> _What the task requires_: Copy the lines that follow, keeping every character the same.

--- START Data excerpts ---

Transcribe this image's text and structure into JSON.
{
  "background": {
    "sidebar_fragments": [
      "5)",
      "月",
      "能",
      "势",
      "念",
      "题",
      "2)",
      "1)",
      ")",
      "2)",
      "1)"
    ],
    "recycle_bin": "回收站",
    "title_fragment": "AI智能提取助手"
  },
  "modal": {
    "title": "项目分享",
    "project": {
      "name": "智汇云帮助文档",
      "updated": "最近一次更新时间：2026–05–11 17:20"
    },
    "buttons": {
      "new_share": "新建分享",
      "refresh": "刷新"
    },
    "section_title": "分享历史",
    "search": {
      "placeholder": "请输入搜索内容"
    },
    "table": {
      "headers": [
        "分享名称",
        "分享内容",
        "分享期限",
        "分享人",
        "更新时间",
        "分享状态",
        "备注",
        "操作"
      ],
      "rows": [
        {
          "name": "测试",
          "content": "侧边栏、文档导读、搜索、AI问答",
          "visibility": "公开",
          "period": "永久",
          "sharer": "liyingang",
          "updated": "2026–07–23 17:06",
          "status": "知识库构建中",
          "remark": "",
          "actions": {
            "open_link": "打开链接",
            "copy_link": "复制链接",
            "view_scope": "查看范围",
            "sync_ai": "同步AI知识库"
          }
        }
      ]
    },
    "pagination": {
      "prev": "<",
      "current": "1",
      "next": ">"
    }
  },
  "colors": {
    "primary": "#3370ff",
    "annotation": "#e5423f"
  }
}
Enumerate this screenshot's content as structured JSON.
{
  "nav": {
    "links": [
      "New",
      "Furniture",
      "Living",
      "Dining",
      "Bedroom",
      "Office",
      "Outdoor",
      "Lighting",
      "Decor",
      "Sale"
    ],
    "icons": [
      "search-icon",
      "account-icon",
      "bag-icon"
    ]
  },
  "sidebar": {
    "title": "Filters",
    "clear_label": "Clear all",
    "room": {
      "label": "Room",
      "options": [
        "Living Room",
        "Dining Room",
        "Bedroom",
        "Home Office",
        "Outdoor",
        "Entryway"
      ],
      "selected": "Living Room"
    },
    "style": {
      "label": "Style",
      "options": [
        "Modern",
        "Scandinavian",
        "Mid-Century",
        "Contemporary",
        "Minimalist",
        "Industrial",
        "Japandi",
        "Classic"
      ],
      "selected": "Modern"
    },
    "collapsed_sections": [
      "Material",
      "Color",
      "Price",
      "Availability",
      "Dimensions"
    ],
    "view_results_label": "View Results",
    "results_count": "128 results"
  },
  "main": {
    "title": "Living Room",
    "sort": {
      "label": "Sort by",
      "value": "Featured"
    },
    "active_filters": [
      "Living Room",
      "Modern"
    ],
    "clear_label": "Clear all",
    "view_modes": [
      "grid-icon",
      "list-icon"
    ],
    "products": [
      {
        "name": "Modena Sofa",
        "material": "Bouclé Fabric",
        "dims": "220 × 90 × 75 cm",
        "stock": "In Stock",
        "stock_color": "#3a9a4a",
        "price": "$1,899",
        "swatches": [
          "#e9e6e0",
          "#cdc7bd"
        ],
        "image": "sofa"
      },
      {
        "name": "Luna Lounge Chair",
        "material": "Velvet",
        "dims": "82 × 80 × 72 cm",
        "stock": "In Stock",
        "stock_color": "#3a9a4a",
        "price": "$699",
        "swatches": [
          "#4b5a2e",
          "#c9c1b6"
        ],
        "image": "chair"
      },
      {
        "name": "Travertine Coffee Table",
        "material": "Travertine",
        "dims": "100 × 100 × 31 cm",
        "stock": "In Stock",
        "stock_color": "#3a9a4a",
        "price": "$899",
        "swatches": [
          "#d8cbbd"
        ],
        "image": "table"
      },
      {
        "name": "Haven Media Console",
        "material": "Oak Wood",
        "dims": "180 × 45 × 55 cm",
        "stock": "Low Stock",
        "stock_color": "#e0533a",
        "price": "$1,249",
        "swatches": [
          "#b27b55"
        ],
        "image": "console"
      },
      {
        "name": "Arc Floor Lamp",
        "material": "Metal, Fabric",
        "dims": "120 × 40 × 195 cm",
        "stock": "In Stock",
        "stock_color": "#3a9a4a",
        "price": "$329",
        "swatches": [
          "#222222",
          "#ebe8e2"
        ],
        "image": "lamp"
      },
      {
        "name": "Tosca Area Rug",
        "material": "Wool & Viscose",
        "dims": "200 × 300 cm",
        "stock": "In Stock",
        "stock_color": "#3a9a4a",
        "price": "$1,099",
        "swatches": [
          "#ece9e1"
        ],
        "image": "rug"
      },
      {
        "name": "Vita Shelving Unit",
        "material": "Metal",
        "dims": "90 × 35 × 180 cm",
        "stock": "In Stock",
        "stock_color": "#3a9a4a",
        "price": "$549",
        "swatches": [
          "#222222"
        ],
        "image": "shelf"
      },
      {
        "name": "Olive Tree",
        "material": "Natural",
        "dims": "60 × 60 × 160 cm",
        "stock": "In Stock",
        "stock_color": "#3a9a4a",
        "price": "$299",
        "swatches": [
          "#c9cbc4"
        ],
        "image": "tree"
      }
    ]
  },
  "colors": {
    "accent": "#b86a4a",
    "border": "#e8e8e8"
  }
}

--- END Data excerpts ---

> _Final result_:
Transcribe this image's text and structure into JSON.
{
  "background": {
    "sidebar_fragments": [
      "5)",
      "月",
      "能",
      "势",
      "念",
      "题",
      "2)",
      "1)",
      ")",
      "2)",
      "1)"
    ],
    "recycle_bin": "回收站",
    "title_fragment": "AI智能提取助手"
  },
  "modal": {
    "title": "项目分享",
    "project": {
      "name": "智汇云帮助文档",
      "updated": "最近一次更新时间：2026–05–11 17:20"
    },
    "buttons": {
      "new_share": "新建分享",
      "refresh": "刷新"
    },
    "section_title": "分享历史",
    "search": {
      "placeholder": "请输入搜索内容"
    },
    "table": {
      "headers": [
        "分享名称",
        "分享内容",
        "分享期限",
        "分享人",
        "更新时间",
        "分享状态",
        "备注",
        "操作"
      ],
      "rows": [
        {
          "name": "测试",
          "content": "侧边栏、文档导读、搜索、AI问答",
          "visibility": "公开",
          "period": "永久",
          "sharer": "liyingang",
          "updated": "2026–07–23 17:06",
          "status": "知识库构建中",
          "remark": "",
          "actions": {
            "open_link": "打开链接",
            "copy_link": "复制链接",
            "view_scope": "查看范围",
            "sync_ai": "同步AI知识库"
          }
        }
      ]
    },
    "pagination": {
      "prev": "<",
      "current": "1",
      "next": ">"
    }
  },
  "colors": {
    "primary": "#3370ff",
    "annotation": "#e5423f"
  }
}
Enumerate this screenshot's content as structured JSON.
{
  "nav": {
    "links": [
      "New",
      "Furniture",
      "Living",
      "Dining",
      "Bedroom",
      "Office",
      "Outdoor",
      "Lighting",
      "Decor",
      "Sale"
    ],
    "icons": [
      "search-icon",
      "account-icon",
      "bag-icon"
    ]
  },
  "sidebar": {
    "title": "Filters",
    "clear_label": "Clear all",
    "room": {
      "label": "Room",
      "options": [
        "Living Room",
        "Dining Room",
        "Bedroom",
        "Home Office",
        "Outdoor",
        "Entryway"
      ],
      "selected": "Living Room"
    },
    "style": {
      "label": "Style",
      "options": [
        "Modern",
        "Scandinavian",
        "Mid-Century",
        "Contemporary",
        "Minimalist",
        "Industrial",
        "Japandi",
        "Classic"
      ],
      "selected": "Modern"
    },
    "collapsed_sections": [
      "Material",
      "Color",
      "Price",
      "Availability",
      "Dimensions"
    ],
    "view_results_label": "View Results",
    "results_count": "128 results"
  },
  "main": {
    "title": "Living Room",
    "sort": {
      "label": "Sort by",
      "value": "Featured"
    },
    "active_filters": [
      "Living Room",
      "Modern"
    ],
    "clear_label": "Clear all",
    "view_modes": [
      "grid-icon",
      "list-icon"
    ],
    "products": [
      {
        "name": "Modena Sofa",
        "material": "Bouclé Fabric",
        "dims": "220 × 90 × 75 cm",
        "stock": "In Stock",
        "stock_color": "#3a9a4a",
        "price": "$1,899",
        "swatches": [
          "#e9e6e0",
          "#cdc7bd"
        ],
        "image": "sofa"
      },
      {
        "name": "Luna Lounge Chair",
        "material": "Velvet",
        "dims": "82 × 80 × 72 cm",
        "stock": "In Stock",
        "stock_color": "#3a9a4a",
        "price": "$699",
        "swatches": [
          "#4b5a2e",
          "#c9c1b6"
        ],
        "image": "chair"
      },
      {
        "name": "Travertine Coffee Table",
        "material": "Travertine",
        "dims": "100 × 100 × 31 cm",
        "stock": "In Stock",
        "stock_color": "#3a9a4a",
        "price": "$899",
        "swatches": [
          "#d8cbbd"
        ],
        "image": "table"
      },
      {
        "name": "Haven Media Console",
        "material": "Oak Wood",
        "dims": "180 × 45 × 55 cm",
        "stock": "Low Stock",
        "stock_color": "#e0533a",
        "price": "$1,249",
        "swatches": [
          "#b27b55"
        ],
        "image": "console"
      },
      {
        "name": "Arc Floor Lamp",
        "material": "Metal, Fabric",
        "dims": "120 × 40 × 195 cm",
        "stock": "In Stock",
        "stock_color": "#3a9a4a",
        "price": "$329",
        "swatches": [
          "#222222",
          "#ebe8e2"
        ],
        "image": "lamp"
      },
      {
        "name": "Tosca Area Rug",
        "material": "Wool & Viscose",
        "dims": "200 × 300 cm",
        "stock": "In Stock",
        "stock_color": "#3a9a4a",
        "price": "$1,099",
        "swatches": [
          "#ece9e1"
        ],
        "image": "rug"
      },
      {
        "name": "Vita Shelving Unit",
        "material": "Metal",
        "dims": "90 × 35 × 180 cm",
        "stock": "In Stock",
        "stock_color": "#3a9a4a",
        "price": "$549",
        "swatches": [
          "#222222"
        ],
        "image": "shelf"
      },
      {
        "name": "Olive Tree",
        "material": "Natural",
        "dims": "60 × 60 × 160 cm",
        "stock": "In Stock",
        "stock_color": "#3a9a4a",
        "price": "$299",
        "swatches": [
          "#c9cbc4"
        ],
        "image": "tree"
      }
    ]
  },
  "colors": {
    "accent": "#b86a4a",
    "border": "#e8e8e8"
  }
}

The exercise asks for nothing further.